### Document ###

It is no news that people seem to becoming more polarised politically these days. But it is sad, unhelpful and unnecessary.
It is particularly sad when christians fall into this.
And it seems to be particularly common when discussing issues relating to terrorism and Islam. Like this last week …..
The mosque murders in New Zealand
We have all heard the terrible news of 50 people gunned down in two mosques in Christchurch. Everyone except a small bunch of internet extremists has condemned the attack of course, but responses after that have been interesting, but not always good, and sometimes a little ugly.
If you can’t say something nice ….. ?
Some people have chosen to attack those who have been sympathetic to those bereaved and suffering after this incident. NZ Prime Minister Jacinda Adern has been much praised and admired for her sensitive and human response which has helped unite the New Zealand people at a potentially divisive time. Unfortunately she has also been criticised for real or imagined faults, and her admirers have been criticised for putting her on a pedestal. But I can’t imagine anyone thinks she is perfect, they just admire her response, compared to some other less attractive responses (see below).
I can’t see how any christian should criticise someone for showing compassion and for weeping with those who weep.
Another response has been to point out that Islamic terrorism has killed many people around the world, and to argue that the media and the general public are biased in not reporting these atrocities, as if somehow previous attacks perpetrated by others should lessen our compassion for those affected this time.

### Recorded information ###

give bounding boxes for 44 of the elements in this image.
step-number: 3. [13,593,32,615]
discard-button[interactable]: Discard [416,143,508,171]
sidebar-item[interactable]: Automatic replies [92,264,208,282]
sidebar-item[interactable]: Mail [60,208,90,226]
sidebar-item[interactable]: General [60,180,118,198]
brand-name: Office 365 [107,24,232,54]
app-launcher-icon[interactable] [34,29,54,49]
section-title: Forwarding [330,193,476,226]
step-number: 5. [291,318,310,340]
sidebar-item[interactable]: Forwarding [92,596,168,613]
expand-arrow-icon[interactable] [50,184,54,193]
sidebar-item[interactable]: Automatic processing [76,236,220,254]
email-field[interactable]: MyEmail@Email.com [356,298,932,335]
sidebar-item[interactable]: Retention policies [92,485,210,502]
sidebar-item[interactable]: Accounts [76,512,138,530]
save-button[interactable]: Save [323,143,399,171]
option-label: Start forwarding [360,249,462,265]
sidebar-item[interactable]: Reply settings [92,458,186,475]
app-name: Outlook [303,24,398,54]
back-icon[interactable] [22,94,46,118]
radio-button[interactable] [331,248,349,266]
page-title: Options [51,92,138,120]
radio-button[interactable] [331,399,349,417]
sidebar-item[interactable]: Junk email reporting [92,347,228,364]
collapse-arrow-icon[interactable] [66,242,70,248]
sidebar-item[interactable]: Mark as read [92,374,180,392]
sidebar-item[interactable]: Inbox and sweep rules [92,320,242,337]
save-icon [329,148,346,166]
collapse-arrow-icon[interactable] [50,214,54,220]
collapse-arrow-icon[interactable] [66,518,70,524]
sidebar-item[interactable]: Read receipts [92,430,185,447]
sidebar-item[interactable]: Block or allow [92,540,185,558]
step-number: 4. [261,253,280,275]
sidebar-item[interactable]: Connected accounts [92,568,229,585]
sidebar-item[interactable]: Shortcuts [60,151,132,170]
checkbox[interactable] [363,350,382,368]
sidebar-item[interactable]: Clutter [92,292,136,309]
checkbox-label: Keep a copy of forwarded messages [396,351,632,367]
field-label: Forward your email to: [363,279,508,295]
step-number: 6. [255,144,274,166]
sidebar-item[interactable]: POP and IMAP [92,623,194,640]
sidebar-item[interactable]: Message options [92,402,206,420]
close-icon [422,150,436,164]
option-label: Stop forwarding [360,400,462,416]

###

## What to do
[1] Revise the piece on political polarization among Christians, starting at "The mosque murders" and ending at "a little ugly.", so that "gunned down" is replaced with "shot".
[2] Carry on the piece on political polarization among Christians from the point where it stops.
The material comes from a different source than the text.

## Answers given
[1]
The mosque murders in New Zealand
We have all heard the terrible news of 50 people shot in two mosques in Christchurch. Everyone except a small bunch of internet extremists has condemned the attack of course, but responses after that have been interesting, but not always good, and sometimes a little ugly.

[2]
Of course we are all aware of atrocities committed by terrorists in the name of Islam. They are condemned by most people just as the Christchurch attacks were. Perhaps they are under-reported, I don’t know, but they are certainly not unreported – you could argue that the best known terrorist attack ever was the Twin Towers in the US.
But before we christians (and others) in the west rush to point the finger, we need to remember a few historical facts.
- The second Gulf War, aka the invasion of Iraq, instigated by a coalition of western nations, killed several hundred thousand Iraqis (estimates vary widely).
- Since World War 2, US military forces have been involved in incursions and military operations in overseas countries at a rate of approximately one per year, and in 2013 alone were involved in covert operations in about two thirds of the countries in the world.
- Western powers have a sorry history of colonisation and repression of indigenous peoples and non-European countries, including a period when the Middle East was economically exploited by western nations, especially Britain and France (see links below).
The west has given Middle Eastern people reason to feel aggrieved.
Do we really want to compare?
While we should rightly condemn Islamic terror attacks, we western christians should equally condemn US, European and Australian interference in the Middle East and elsewhere that has certainly taken far more lives and occurred over a far longer period. Unfortunately, the sorry record of western nations isn’t always taught in schools or mentioned in the media.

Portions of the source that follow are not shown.